*** RECORDED DATA
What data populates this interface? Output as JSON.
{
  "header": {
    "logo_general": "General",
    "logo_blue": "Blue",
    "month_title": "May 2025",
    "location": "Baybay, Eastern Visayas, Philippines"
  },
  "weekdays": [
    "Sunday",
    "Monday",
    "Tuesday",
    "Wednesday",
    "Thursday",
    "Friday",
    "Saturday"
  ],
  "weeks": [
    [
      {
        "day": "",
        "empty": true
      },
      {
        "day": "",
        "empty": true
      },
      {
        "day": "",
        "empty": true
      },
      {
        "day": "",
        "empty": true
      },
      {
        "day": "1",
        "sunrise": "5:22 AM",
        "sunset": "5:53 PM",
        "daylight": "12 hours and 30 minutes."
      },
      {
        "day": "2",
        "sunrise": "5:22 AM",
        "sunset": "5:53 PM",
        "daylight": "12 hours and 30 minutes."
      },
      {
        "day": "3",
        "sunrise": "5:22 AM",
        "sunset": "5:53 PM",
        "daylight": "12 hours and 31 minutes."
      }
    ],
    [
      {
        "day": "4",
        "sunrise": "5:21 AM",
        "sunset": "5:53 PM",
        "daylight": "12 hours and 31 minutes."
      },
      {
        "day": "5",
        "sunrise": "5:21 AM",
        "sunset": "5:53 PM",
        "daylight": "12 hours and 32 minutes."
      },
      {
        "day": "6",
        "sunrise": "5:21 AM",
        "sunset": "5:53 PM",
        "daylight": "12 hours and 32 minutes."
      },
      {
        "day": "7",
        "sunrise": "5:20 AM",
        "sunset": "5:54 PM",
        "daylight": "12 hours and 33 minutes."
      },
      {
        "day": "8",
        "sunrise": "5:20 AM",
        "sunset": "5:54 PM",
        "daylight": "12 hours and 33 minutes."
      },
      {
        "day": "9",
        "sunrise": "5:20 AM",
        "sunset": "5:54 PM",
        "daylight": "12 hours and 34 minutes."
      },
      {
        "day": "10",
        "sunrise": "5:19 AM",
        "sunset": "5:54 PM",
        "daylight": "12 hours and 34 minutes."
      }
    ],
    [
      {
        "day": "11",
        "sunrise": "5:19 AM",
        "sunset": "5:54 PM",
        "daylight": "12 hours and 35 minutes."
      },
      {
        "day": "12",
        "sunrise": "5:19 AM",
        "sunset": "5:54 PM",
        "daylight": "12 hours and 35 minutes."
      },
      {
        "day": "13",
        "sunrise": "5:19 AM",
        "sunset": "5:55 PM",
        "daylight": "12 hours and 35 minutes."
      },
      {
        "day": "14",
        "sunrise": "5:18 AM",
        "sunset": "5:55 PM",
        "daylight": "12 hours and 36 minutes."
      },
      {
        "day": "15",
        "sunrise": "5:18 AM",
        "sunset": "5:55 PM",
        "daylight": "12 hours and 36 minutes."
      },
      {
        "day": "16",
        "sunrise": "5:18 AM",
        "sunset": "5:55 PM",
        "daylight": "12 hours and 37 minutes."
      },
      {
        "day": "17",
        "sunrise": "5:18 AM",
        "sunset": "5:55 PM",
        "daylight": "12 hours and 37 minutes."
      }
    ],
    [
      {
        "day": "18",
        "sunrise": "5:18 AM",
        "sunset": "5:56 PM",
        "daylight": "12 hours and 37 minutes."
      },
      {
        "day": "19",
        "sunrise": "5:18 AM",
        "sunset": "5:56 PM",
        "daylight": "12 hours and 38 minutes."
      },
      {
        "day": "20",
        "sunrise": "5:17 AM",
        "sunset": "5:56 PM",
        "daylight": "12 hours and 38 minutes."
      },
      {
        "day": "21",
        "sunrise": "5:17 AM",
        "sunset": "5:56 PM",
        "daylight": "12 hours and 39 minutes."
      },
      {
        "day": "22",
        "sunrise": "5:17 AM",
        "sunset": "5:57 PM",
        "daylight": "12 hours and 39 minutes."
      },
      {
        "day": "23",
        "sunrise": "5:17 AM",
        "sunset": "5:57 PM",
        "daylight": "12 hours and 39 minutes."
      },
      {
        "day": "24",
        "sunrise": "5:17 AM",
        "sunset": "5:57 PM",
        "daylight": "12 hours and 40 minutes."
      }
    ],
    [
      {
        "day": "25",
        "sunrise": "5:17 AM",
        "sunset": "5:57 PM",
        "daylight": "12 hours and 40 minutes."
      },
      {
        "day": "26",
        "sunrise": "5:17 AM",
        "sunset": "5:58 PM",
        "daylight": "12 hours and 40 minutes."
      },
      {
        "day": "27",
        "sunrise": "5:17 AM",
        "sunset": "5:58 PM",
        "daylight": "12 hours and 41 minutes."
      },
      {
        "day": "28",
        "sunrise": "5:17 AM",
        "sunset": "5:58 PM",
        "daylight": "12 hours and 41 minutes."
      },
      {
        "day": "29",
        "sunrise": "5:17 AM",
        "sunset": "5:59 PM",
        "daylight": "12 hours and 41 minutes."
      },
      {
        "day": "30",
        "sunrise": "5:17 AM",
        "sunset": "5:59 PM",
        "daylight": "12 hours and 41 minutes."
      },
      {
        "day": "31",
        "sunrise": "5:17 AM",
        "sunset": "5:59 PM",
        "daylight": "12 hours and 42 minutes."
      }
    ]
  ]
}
******
• WHAT YOU SHOULD DO: Repeat the entries exactly, all of them.

• RESPONSE:
What data populates this interface? Output as JSON.
{
  "header": {
    "logo_general": "General",
    "logo_blue": "Blue",
    "month_title": "May 2025",
    "location": "Baybay, Eastern Visayas, Philippines"
  },
  "weekdays": [
    "Sunday",
    "Monday",
    "Tuesday",
    "Wednesday",
    "Thursday",
    "Friday",
    "Saturday"
  ],
  "weeks": [
    [
      {
        "day": "",
        "empty": true
      },
      {
        "day": "",
        "empty": true
      },
      {
        "day": "",
        "empty": true
      },
      {
        "day": "",
        "empty": true
      },
      {
        "day": "1",
        "sunrise": "5:22 AM",
        "sunset": "5:53 PM",
        "daylight": "12 hours and 30 minutes."
      },
      {
        "day": "2",
        "sunrise": "5:22 AM",
        "sunset": "5:53 PM",
        "daylight": "12 hours and 30 minutes."
      },
      {
        "day": "3",
        "sunrise": "5:22 AM",
        "sunset": "5:53 PM",
        "daylight": "12 hours and 31 minutes."
      }
    ],
    [
      {
        "day": "4",
        "sunrise": "5:21 AM",
        "sunset": "5:53 PM",
        "daylight": "12 hours and 31 minutes."
      },
      {
        "day": "5",
        "sunrise": "5:21 AM",
        "sunset": "5:53 PM",
        "daylight": "12 hours and 32 minutes."
      },
      {
        "day": "6",
        "sunrise": "5:21 AM",
        "sunset": "5:53 PM",
        "daylight": "12 hours and 32 minutes."
      },
      {
        "day": "7",
        "sunrise": "5:20 AM",
        "sunset": "5:54 PM",
        "daylight": "12 hours and 33 minutes."
      },
      {
        "day": "8",
        "sunrise": "5:20 AM",
        "sunset": "5:54 PM",
        "daylight": "12 hours and 33 minutes."
      },
      {
        "day": "9",
        "sunrise": "5:20 AM",
        "sunset": "5:54 PM",
        "daylight": "12 hours and 34 minutes."
      },
      {
        "day": "10",
        "sunrise": "5:19 AM",
        "sunset": "5:54 PM",
        "daylight": "12 hours and 34 minutes."
      }
    ],
    [
      {
        "day": "11",
        "sunrise": "5:19 AM",
        "sunset": "5:54 PM",
        "daylight": "12 hours and 35 minutes."
      },
      {
        "day": "12",
        "sunrise": "5:19 AM",
        "sunset": "5:54 PM",
        "daylight": "12 hours and 35 minutes."
      },
      {
        "day": "13",
        "sunrise": "5:19 AM",
        "sunset": "5:55 PM",
        "daylight": "12 hours and 35 minutes."
      },
      {
        "day": "14",
        "sunrise": "5:18 AM",
        "sunset": "5:55 PM",
        "daylight": "12 hours and 36 minutes."
      },
      {
        "day": "15",
        "sunrise": "5:18 AM",
        "sunset": "5:55 PM",
        "daylight": "12 hours and 36 minutes."
      },
      {
        "day": "16",
        "sunrise": "5:18 AM",
        "sunset": "5:55 PM",
        "daylight": "12 hours and 37 minutes."
      },
      {
        "day": "17",
        "sunrise": "5:18 AM",
        "sunset": "5:55 PM",
        "daylight": "12 hours and 37 minutes."
      }
    ],
    [
      {
        "day": "18",
        "sunrise": "5:18 AM",
        "sunset": "5:56 PM",
        "daylight": "12 hours and 37 minutes."
      },
      {
        "day": "19",
        "sunrise": "5:18 AM",
        "sunset": "5:56 PM",
        "daylight": "12 hours and 38 minutes."
      },
      {
        "day": "20",
        "sunrise": "5:17 AM",
        "sunset": "5:56 PM",
        "daylight": "12 hours and 38 minutes."
      },
      {
        "day": "21",
        "sunrise": "5:17 AM",
        "sunset": "5:56 PM",
        "daylight": "12 hours and 39 minutes."
      },
      {
        "day": "22",
        "sunrise": "5:17 AM",
        "sunset": "5:57 PM",
        "daylight": "12 hours and 39 minutes."
      },
      {
        "day": "23",
        "sunrise": "5:17 AM",
        "sunset": "5:57 PM",
        "daylight": "12 hours and 39 minutes."
      },
      {
        "day": "24",
        "sunrise": "5:17 AM",
        "sunset": "5:57 PM",
        "daylight": "12 hours and 40 minutes."
      }
    ],
    [
      {
        "day": "25",
        "sunrise": "5:17 AM",
        "sunset": "5:57 PM",
        "daylight": "12 hours and 40 minutes."
      },
      {
        "day": "26",
        "sunrise": "5:17 AM",
        "sunset": "5:58 PM",
        "daylight": "12 hours and 40 minutes."
      },
      {
        "day": "27",
        "sunrise": "5:17 AM",
        "sunset": "5:58 PM",
        "daylight": "12 hours and 41 minutes."
      },
      {
        "day": "28",
        "sunrise": "5:17 AM",
        "sunset": "5:58 PM",
        "daylight": "12 hours and 41 minutes."
      },
      {
        "day": "29",
        "sunrise": "5:17 AM",
        "sunset": "5:59 PM",
        "daylight": "12 hours and 41 minutes."
      },
      {
        "day": "30",
        "sunrise": "5:17 AM",
        "sunset": "5:59 PM",
        "daylight": "12 hours and 41 minutes."
      },
      {
        "day": "31",
        "sunrise": "5:17 AM",
        "sunset": "5:59 PM",
        "daylight": "12 hours and 42 minutes."
      }
    ]
  ]
}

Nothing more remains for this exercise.